--- Directions for this task ---
Would you restate all the data that follows, word for word?

(Structured figure records)
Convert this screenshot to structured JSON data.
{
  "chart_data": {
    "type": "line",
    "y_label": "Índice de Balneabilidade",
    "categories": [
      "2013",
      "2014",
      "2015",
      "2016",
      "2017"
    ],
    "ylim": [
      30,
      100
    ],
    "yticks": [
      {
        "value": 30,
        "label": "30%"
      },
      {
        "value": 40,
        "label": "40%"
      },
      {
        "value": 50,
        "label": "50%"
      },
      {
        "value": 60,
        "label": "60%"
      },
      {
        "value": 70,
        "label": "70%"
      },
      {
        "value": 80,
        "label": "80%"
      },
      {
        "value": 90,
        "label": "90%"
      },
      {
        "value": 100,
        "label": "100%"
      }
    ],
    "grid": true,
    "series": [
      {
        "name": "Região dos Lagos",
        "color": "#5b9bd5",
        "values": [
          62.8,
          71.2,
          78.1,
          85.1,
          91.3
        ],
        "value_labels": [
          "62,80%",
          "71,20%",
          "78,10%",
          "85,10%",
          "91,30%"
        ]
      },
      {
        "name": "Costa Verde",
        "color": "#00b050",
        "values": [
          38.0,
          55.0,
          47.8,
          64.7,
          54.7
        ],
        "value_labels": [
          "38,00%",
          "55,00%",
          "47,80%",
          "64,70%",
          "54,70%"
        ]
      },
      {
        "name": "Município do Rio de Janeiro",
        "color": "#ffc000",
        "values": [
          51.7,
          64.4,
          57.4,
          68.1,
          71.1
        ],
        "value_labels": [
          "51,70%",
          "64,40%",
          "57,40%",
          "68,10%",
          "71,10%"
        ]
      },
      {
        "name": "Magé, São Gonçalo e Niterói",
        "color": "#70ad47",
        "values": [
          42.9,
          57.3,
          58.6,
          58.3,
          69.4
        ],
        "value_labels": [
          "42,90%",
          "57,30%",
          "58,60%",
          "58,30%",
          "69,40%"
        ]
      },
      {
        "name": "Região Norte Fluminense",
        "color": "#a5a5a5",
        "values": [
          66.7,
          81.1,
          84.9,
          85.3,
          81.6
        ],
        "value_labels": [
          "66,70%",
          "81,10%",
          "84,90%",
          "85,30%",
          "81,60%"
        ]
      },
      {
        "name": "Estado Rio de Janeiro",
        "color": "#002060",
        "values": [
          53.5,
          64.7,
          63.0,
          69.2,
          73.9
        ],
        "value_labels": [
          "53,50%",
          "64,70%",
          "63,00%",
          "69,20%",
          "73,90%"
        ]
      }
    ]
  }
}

--- In response ---
Convert this screenshot to structured JSON data.
{
  "chart_data": {
    "type": "line",
    "y_label": "Índice de Balneabilidade",
    "categories": [
      "2013",
      "2014",
      "2015",
      "2016",
      "2017"
    ],
    "ylim": [
      30,
      100
    ],
    "yticks": [
      {
        "value": 30,
        "label": "30%"
      },
      {
        "value": 40,
        "label": "40%"
      },
      {
        "value": 50,
        "label": "50%"
      },
      {
        "value": 60,
        "label": "60%"
      },
      {
        "value": 70,
        "label": "70%"
      },
      {
        "value": 80,
        "label": "80%"
      },
      {
        "value": 90,
        "label": "90%"
      },
      {
        "value": 100,
        "label": "100%"
      }
    ],
    "grid": true,
    "series": [
      {
        "name": "Região dos Lagos",
        "color": "#5b9bd5",
        "values": [
          62.8,
          71.2,
          78.1,
          85.1,
          91.3
        ],
        "value_labels": [
          "62,80%",
          "71,20%",
          "78,10%",
          "85,10%",
          "91,30%"
        ]
      },
      {
        "name": "Costa Verde",
        "color": "#00b050",
        "values": [
          38.0,
          55.0,
          47.8,
          64.7,
          54.7
        ],
        "value_labels": [
          "38,00%",
          "55,00%",
          "47,80%",
          "64,70%",
          "54,70%"
        ]
      },
      {
        "name": "Município do Rio de Janeiro",
        "color": "#ffc000",
        "values": [
          51.7,
          64.4,
          57.4,
          68.1,
          71.1
        ],
        "value_labels": [
          "51,70%",
          "64,40%",
          "57,40%",
          "68,10%",
          "71,10%"
        ]
      },
      {
        "name": "Magé, São Gonçalo e Niterói",
        "color": "#70ad47",
        "values": [
          42.9,
          57.3,
          58.6,
          58.3,
          69.4
        ],
        "value_labels": [
          "42,90%",
          "57,30%",
          "58,60%",
          "58,30%",
          "69,40%"
        ]
      },
      {
        "name": "Região Norte Fluminense",
        "color": "#a5a5a5",
        "values": [
          66.7,
          81.1,
          84.9,
          85.3,
          81.6
        ],
        "value_labels": [
          "66,70%",
          "81,10%",
          "84,90%",
          "85,30%",
          "81,60%"
        ]
      },
      {
        "name": "Estado Rio de Janeiro",
        "color": "#002060",
        "values": [
          53.5,
          64.7,
          63.0,
          69.2,
          73.9
        ],
        "value_labels": [
          "53,50%",
          "64,70%",
          "63,00%",
          "69,20%",
          "73,90%"
        ]
      }
    ]
  }
}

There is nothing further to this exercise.